# Problem statement
Pictures do not belong in the copy, so please give every entry below again exactly.

--- Begin ---

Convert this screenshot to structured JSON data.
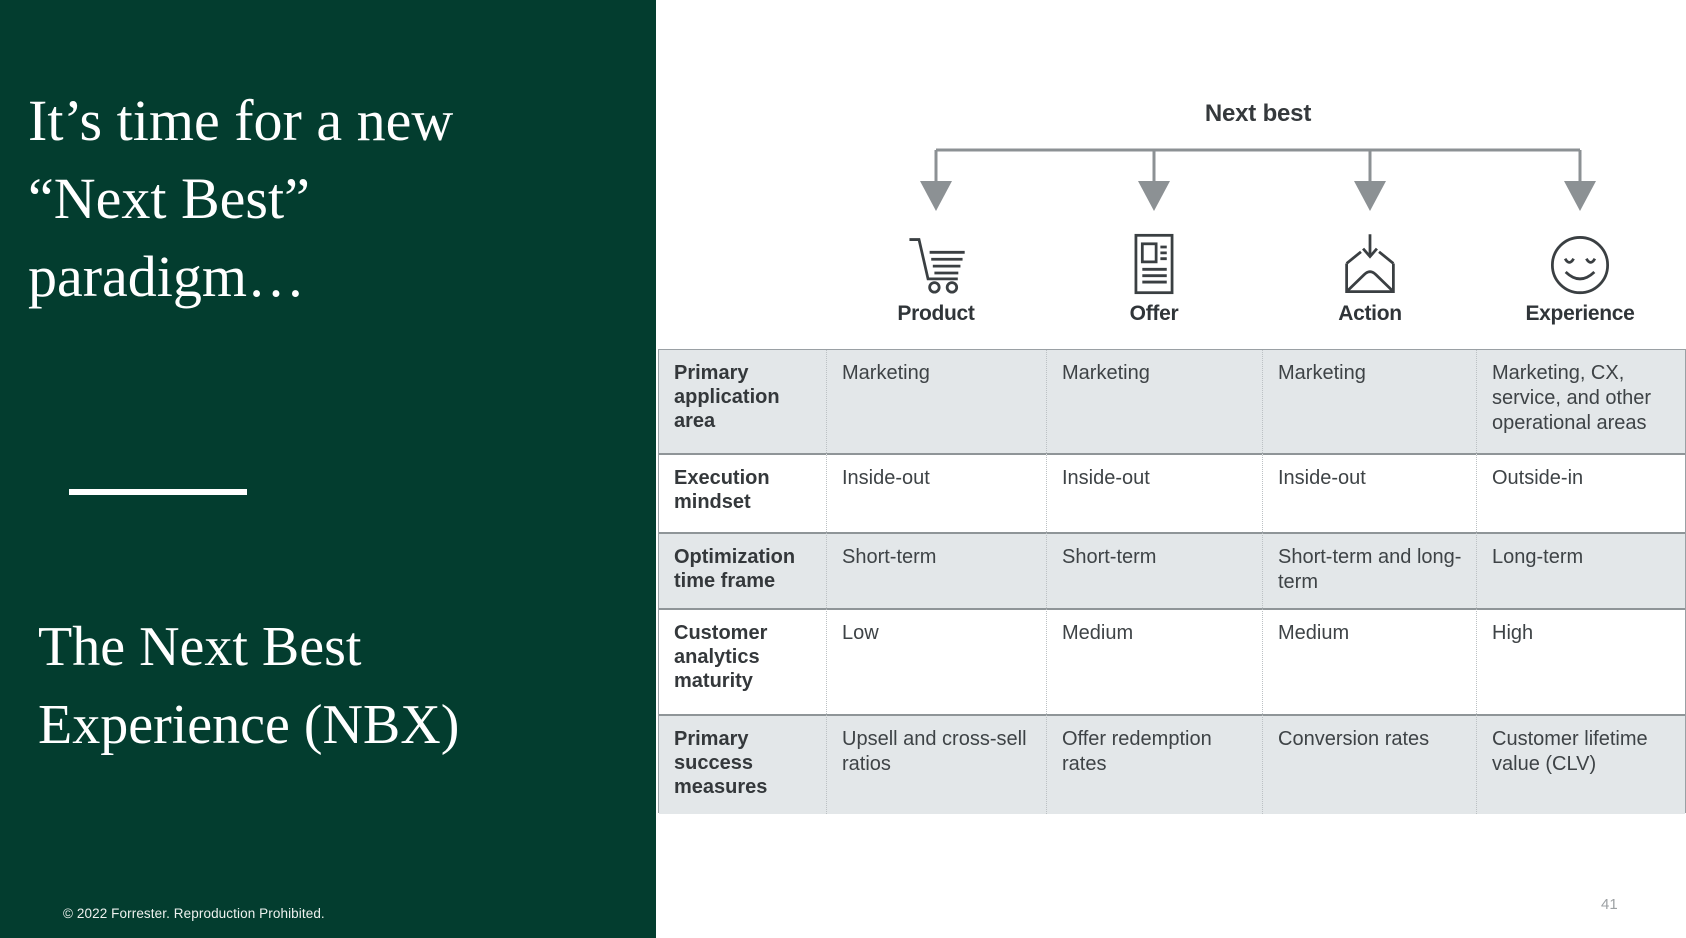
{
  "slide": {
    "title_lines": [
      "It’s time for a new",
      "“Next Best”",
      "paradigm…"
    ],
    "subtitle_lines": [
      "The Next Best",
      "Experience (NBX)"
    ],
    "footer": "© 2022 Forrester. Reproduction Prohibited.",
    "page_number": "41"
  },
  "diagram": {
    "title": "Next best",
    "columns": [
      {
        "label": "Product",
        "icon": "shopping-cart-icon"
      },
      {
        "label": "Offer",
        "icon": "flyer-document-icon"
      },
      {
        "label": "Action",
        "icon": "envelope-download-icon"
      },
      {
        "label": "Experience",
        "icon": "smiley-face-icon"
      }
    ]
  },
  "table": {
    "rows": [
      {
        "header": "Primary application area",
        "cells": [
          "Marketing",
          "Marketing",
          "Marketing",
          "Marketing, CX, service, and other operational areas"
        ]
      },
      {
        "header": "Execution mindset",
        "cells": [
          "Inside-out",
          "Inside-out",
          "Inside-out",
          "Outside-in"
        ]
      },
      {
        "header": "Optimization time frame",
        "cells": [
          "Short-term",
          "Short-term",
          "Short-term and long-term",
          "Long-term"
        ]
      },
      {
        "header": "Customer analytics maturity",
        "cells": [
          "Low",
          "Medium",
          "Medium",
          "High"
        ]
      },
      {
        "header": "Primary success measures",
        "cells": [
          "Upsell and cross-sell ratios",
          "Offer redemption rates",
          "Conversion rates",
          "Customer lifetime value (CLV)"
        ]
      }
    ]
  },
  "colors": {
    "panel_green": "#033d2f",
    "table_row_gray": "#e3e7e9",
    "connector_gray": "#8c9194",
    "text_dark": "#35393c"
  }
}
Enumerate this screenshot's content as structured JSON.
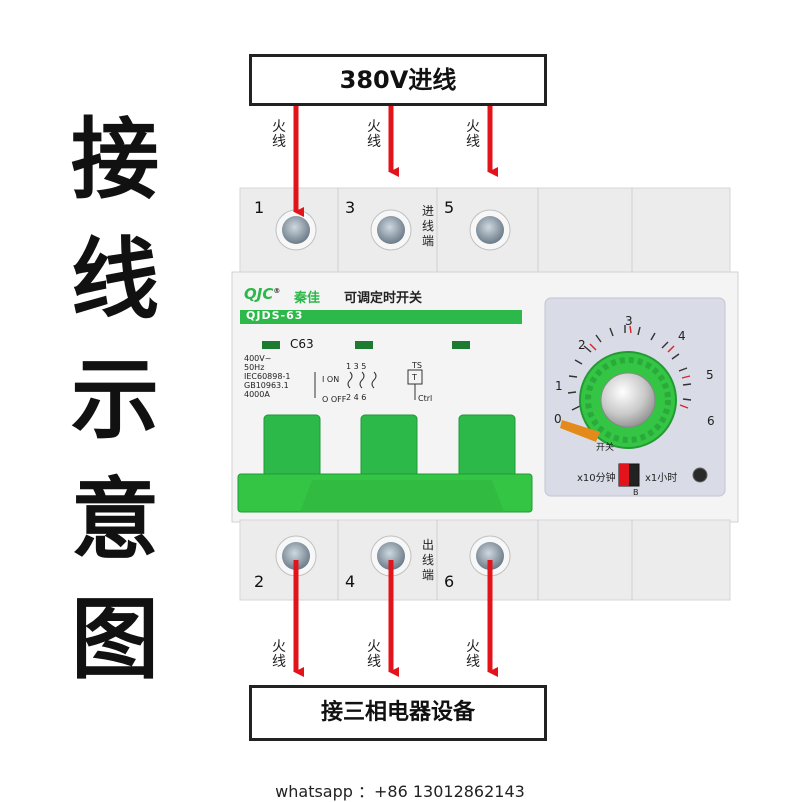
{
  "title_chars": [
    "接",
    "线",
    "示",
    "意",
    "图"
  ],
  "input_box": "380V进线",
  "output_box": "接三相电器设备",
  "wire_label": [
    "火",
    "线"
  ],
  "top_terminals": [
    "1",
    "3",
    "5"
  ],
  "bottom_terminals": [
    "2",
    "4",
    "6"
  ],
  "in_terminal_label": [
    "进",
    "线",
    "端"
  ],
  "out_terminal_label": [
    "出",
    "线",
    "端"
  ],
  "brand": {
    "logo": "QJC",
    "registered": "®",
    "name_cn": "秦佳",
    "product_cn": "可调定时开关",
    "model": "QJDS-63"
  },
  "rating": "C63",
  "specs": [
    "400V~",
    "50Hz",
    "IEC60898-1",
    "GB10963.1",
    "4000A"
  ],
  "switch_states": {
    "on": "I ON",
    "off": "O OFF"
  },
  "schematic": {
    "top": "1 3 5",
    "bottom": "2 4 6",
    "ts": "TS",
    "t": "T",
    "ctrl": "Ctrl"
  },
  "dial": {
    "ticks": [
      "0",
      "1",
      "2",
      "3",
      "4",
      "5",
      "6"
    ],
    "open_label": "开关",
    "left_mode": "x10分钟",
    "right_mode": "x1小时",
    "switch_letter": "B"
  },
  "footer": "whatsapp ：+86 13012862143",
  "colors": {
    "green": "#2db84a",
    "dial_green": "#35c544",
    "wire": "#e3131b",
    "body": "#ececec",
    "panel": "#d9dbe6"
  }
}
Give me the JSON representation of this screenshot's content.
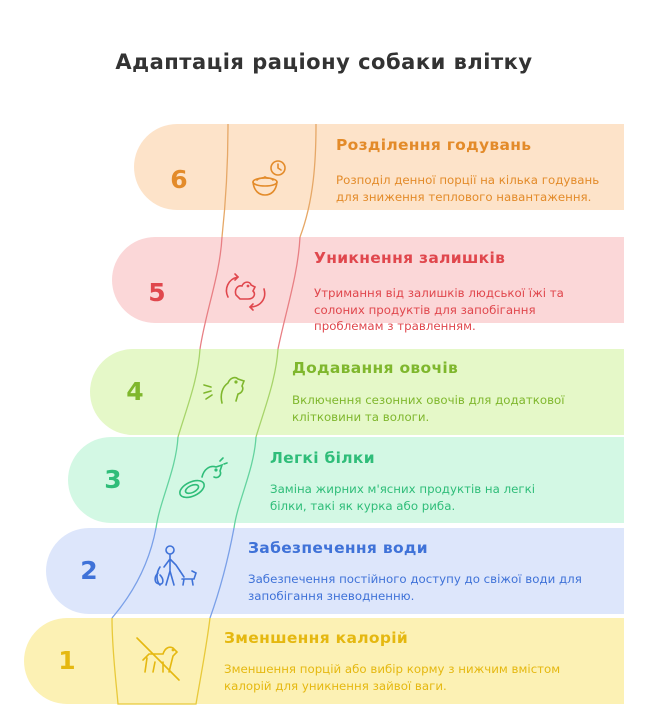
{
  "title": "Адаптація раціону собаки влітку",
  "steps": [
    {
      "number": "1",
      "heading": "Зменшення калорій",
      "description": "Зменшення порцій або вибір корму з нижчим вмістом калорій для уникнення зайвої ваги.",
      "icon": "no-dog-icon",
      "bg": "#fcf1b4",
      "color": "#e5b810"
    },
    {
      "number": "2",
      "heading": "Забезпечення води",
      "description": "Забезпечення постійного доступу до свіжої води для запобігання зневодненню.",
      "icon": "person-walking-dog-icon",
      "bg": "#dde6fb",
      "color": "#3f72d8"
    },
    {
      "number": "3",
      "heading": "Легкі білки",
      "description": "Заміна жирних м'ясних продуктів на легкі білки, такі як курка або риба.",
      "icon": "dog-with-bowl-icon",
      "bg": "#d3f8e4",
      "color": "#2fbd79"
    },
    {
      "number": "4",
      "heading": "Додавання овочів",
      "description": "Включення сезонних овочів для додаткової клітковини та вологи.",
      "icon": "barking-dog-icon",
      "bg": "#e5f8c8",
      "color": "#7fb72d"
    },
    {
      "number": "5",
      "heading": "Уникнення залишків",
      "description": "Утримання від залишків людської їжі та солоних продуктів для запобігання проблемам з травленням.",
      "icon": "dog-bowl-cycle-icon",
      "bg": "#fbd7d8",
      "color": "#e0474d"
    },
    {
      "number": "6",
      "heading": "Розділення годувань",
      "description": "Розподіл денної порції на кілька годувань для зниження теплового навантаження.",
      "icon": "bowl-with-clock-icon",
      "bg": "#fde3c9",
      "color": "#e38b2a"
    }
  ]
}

--- End ---

# Written answer
Convert this screenshot to structured JSON data.
{
  "slide": {
    "title_lines": [
      "It’s time for a new",
      "“Next Best”",
      "paradigm…"
    ],
    "subtitle_lines": [
      "The Next Best",
      "Experience (NBX)"
    ],
    "footer": "© 2022 Forrester. Reproduction Prohibited.",
    "page_number": "41"
  },
  "diagram": {
    "title": "Next best",
    "columns": [
      {
        "label": "Product",
        "icon": "shopping-cart-icon"
      },
      {
        "label": "Offer",
        "icon": "flyer-document-icon"
      },
      {
        "label": "Action",
        "icon": "envelope-download-icon"
      },
      {
        "label": "Experience",
        "icon": "smiley-face-icon"
      }
    ]
  },
  "table": {
    "rows": [
      {
        "header": "Primary application area",
        "cells": [
          "Marketing",
          "Marketing",
          "Marketing",
          "Marketing, CX, service, and other operational areas"
        ]
      },
      {
        "header": "Execution mindset",
        "cells": [
          "Inside-out",
          "Inside-out",
          "Inside-out",
          "Outside-in"
        ]
      },
      {
        "header": "Optimization time frame",
        "cells": [
          "Short-term",
          "Short-term",
          "Short-term and long-term",
          "Long-term"
        ]
      },
      {
        "header": "Customer analytics maturity",
        "cells": [
          "Low",
          "Medium",
          "Medium",
          "High"
        ]
      },
      {
        "header": "Primary success measures",
        "cells": [
          "Upsell and cross-sell ratios",
          "Offer redemption rates",
          "Conversion rates",
          "Customer lifetime value (CLV)"
        ]
      }
    ]
  },
  "colors": {
    "panel_green": "#033d2f",
    "table_row_gray": "#e3e7e9",
    "connector_gray": "#8c9194",
    "text_dark": "#35393c"
  }
}
Enumerate this screenshot's content as structured JSON.
{
  "title_chars": [
    "接",
    "线",
    "示",
    "意",
    "图"
  ],
  "input_box": "380V进线",
  "output_box": "接三相电器设备",
  "wire_label": [
    "火",
    "线"
  ],
  "top_terminals": [
    "1",
    "3",
    "5"
  ],
  "bottom_terminals": [
    "2",
    "4",
    "6"
  ],
  "in_terminal_label": [
    "进",
    "线",
    "端"
  ],
  "out_terminal_label": [
    "出",
    "线",
    "端"
  ],
  "brand": {
    "logo": "QJC",
    "registered": "®",
    "name_cn": "秦佳",
    "product_cn": "可调定时开关",
    "model": "QJDS-63"
  },
  "rating": "C63",
  "specs": [
    "400V~",
    "50Hz",
    "IEC60898-1",
    "GB10963.1",
    "4000A"
  ],
  "switch_states": {
    "on": "I ON",
    "off": "O OFF"
  },
  "schematic": {
    "top": "1 3 5",
    "bottom": "2 4 6",
    "ts": "TS",
    "t": "T",
    "ctrl": "Ctrl"
  },
  "dial": {
    "ticks": [
      "0",
      "1",
      "2",
      "3",
      "4",
      "5",
      "6"
    ],
    "open_label": "开关",
    "left_mode": "x10分钟",
    "right_mode": "x1小时",
    "switch_letter": "B"
  },
  "footer": "whatsapp ：+86 13012862143",
  "colors": {
    "green": "#2db84a",
    "dial_green": "#35c544",
    "wire": "#e3131b",
    "body": "#ececec",
    "panel": "#d9dbe6"
  }
}
Give me the JSON representation of this screenshot's content.
{
  "title": "Адаптація раціону собаки влітку",
  "steps": [
    {
      "number": "1",
      "heading": "Зменшення калорій",
      "description": "Зменшення порцій або вибір корму з нижчим вмістом калорій для уникнення зайвої ваги.",
      "icon": "no-dog-icon",
      "bg": "#fcf1b4",
      "color": "#e5b810"
    },
    {
      "number": "2",
      "heading": "Забезпечення води",
      "description": "Забезпечення постійного доступу до свіжої води для запобігання зневодненню.",
      "icon": "person-walking-dog-icon",
      "bg": "#dde6fb",
      "color": "#3f72d8"
    },
    {
      "number": "3",
      "heading": "Легкі білки",
      "description": "Заміна жирних м'ясних продуктів на легкі білки, такі як курка або риба.",
      "icon": "dog-with-bowl-icon",
      "bg": "#d3f8e4",
      "color": "#2fbd79"
    },
    {
      "number": "4",
      "heading": "Додавання овочів",
      "description": "Включення сезонних овочів для додаткової клітковини та вологи.",
      "icon": "barking-dog-icon",
      "bg": "#e5f8c8",
      "color": "#7fb72d"
    },
    {
      "number": "5",
      "heading": "Уникнення залишків",
      "description": "Утримання від залишків людської їжі та солоних продуктів для запобігання проблемам з травленням.",
      "icon": "dog-bowl-cycle-icon",
      "bg": "#fbd7d8",
      "color": "#e0474d"
    },
    {
      "number": "6",
      "heading": "Розділення годувань",
      "description": "Розподіл денної порції на кілька годувань для зниження теплового навантаження.",
      "icon": "bowl-with-clock-icon",
      "bg": "#fde3c9",
      "color": "#e38b2a"
    }
  ]
}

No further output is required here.